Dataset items

___

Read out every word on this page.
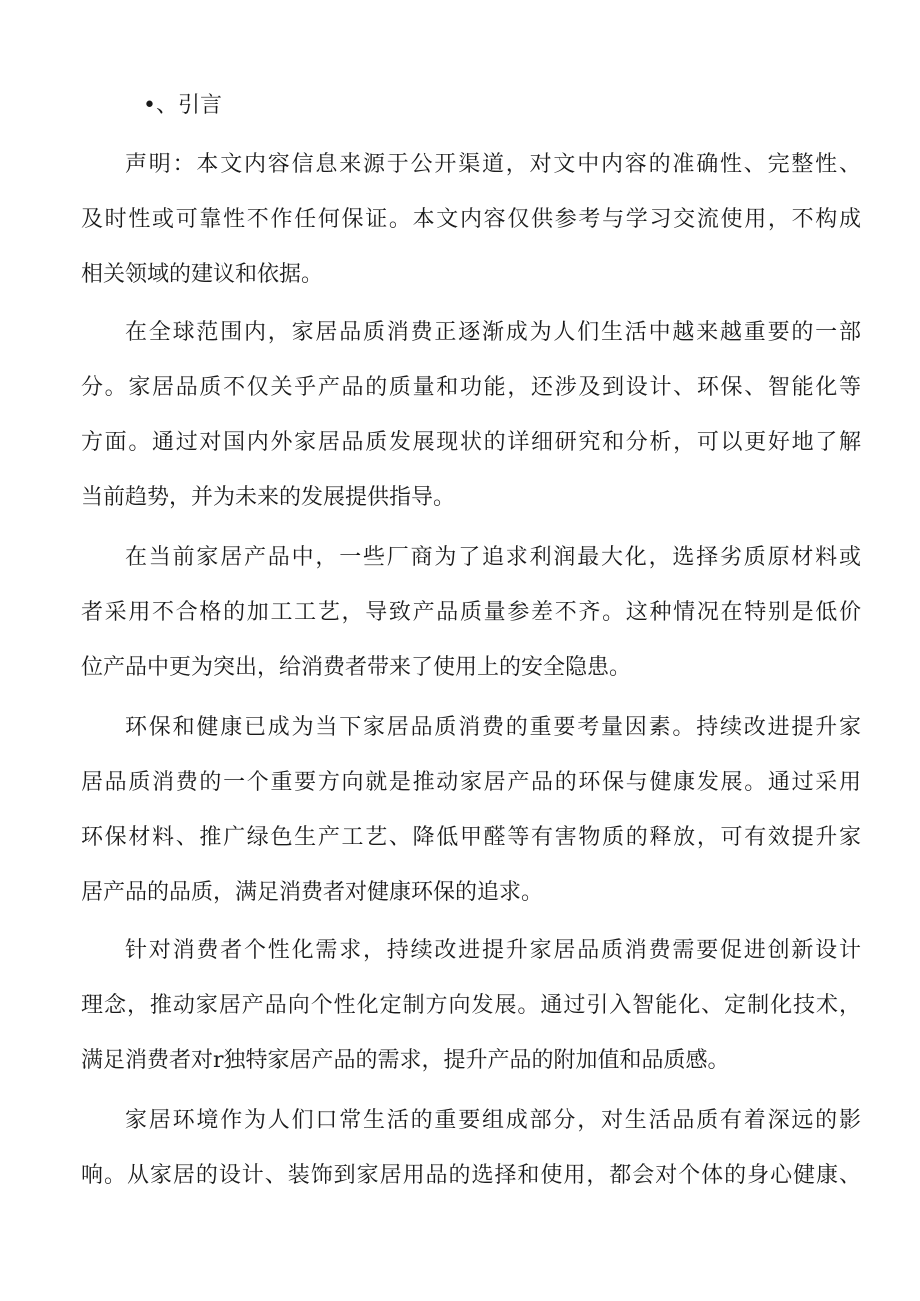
•、引言
声明：本文内容信息来源于公开渠道，对文中内容的准确性、完整性、
及时性或可靠性不作任何保证。本文内容仅供参考与学习交流使用，不构成
相关领域的建议和依据。
在全球范围内，家居品质消费正逐渐成为人们生活中越来越重要的一部
分。家居品质不仅关乎产品的质量和功能，还涉及到设计、环保、智能化等
方面。通过对国内外家居品质发展现状的详细研究和分析，可以更好地了解
当前趋势，并为未来的发展提供指导。
在当前家居产品中，一些厂商为了追求利润最大化，选择劣质原材料或
者采用不合格的加工工艺，导致产品质量参差不齐。这种情况在特别是低价
位产品中更为突出，给消费者带来了使用上的安全隐患。
环保和健康已成为当下家居品质消费的重要考量因素。持续改进提升家
居品质消费的一个重要方向就是推动家居产品的环保与健康发展。通过采用
环保材料、推广绿色生产工艺、降低甲醛等有害物质的释放，可有效提升家
居产品的品质，满足消费者对健康环保的追求。
针对消费者个性化需求，持续改进提升家居品质消费需要促进创新设计
理念，推动家居产品向个性化定制方向发展。通过引入智能化、定制化技术，
满足消费者对r独特家居产品的需求，提升产品的附加值和品质感。
家居环境作为人们口常生活的重要组成部分，对生活品质有着深远的影
响。从家居的设计、装饰到家居用品的选择和使用，都会对个体的身心健康、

___

▶ PROBLEM TO WORK ON:
Reproduce every entry word for word, but skip any pictures.

▶ RESPONSE TO THIS EXERCISE:
Read out every word on this page.
•、引言
声明：本文内容信息来源于公开渠道，对文中内容的准确性、完整性、
及时性或可靠性不作任何保证。本文内容仅供参考与学习交流使用，不构成
相关领域的建议和依据。
在全球范围内，家居品质消费正逐渐成为人们生活中越来越重要的一部
分。家居品质不仅关乎产品的质量和功能，还涉及到设计、环保、智能化等
方面。通过对国内外家居品质发展现状的详细研究和分析，可以更好地了解
当前趋势，并为未来的发展提供指导。
在当前家居产品中，一些厂商为了追求利润最大化，选择劣质原材料或
者采用不合格的加工工艺，导致产品质量参差不齐。这种情况在特别是低价
位产品中更为突出，给消费者带来了使用上的安全隐患。
环保和健康已成为当下家居品质消费的重要考量因素。持续改进提升家
居品质消费的一个重要方向就是推动家居产品的环保与健康发展。通过采用
环保材料、推广绿色生产工艺、降低甲醛等有害物质的释放，可有效提升家
居产品的品质，满足消费者对健康环保的追求。
针对消费者个性化需求，持续改进提升家居品质消费需要促进创新设计
理念，推动家居产品向个性化定制方向发展。通过引入智能化、定制化技术，
满足消费者对r独特家居产品的需求，提升产品的附加值和品质感。
家居环境作为人们口常生活的重要组成部分，对生活品质有着深远的影
响。从家居的设计、装饰到家居用品的选择和使用，都会对个体的身心健康、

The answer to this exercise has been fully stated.